## Data provided
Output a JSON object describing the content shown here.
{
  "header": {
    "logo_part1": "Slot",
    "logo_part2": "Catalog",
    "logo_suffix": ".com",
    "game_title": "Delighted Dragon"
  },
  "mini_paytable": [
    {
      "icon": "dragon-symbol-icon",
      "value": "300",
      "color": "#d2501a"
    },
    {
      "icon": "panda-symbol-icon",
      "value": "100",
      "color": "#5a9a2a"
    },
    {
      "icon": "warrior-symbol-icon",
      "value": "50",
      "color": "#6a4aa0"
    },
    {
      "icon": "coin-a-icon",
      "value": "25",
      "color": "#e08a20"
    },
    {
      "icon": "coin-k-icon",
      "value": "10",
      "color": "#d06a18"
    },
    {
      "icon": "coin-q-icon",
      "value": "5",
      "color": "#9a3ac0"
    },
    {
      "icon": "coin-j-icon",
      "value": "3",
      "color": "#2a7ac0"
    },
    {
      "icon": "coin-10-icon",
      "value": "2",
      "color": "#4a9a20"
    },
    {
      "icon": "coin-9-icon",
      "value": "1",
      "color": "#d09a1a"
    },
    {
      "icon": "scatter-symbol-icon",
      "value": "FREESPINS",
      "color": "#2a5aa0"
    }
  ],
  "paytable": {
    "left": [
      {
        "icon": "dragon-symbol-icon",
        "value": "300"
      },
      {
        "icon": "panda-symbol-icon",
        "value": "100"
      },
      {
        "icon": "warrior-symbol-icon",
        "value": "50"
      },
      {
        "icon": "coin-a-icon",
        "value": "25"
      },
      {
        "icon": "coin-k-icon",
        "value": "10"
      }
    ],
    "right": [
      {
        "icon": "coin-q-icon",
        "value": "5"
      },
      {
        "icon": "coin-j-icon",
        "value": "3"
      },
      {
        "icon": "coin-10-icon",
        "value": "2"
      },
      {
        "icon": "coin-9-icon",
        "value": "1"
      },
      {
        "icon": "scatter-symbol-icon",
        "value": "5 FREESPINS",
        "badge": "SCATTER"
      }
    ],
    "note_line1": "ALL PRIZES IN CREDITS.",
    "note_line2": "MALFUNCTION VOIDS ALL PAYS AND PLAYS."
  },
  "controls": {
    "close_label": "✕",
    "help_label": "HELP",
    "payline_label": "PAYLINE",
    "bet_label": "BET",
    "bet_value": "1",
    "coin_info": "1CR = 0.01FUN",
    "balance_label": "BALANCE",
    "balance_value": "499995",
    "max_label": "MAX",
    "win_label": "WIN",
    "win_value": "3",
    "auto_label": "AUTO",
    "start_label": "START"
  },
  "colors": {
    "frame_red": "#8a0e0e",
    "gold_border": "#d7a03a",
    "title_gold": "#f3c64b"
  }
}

## Task prompt
Pull out all lines from the entries above in which the word "warrior" appears.

## The completed task
      "icon": "warrior-symbol-icon",
        "icon": "warrior-symbol-icon",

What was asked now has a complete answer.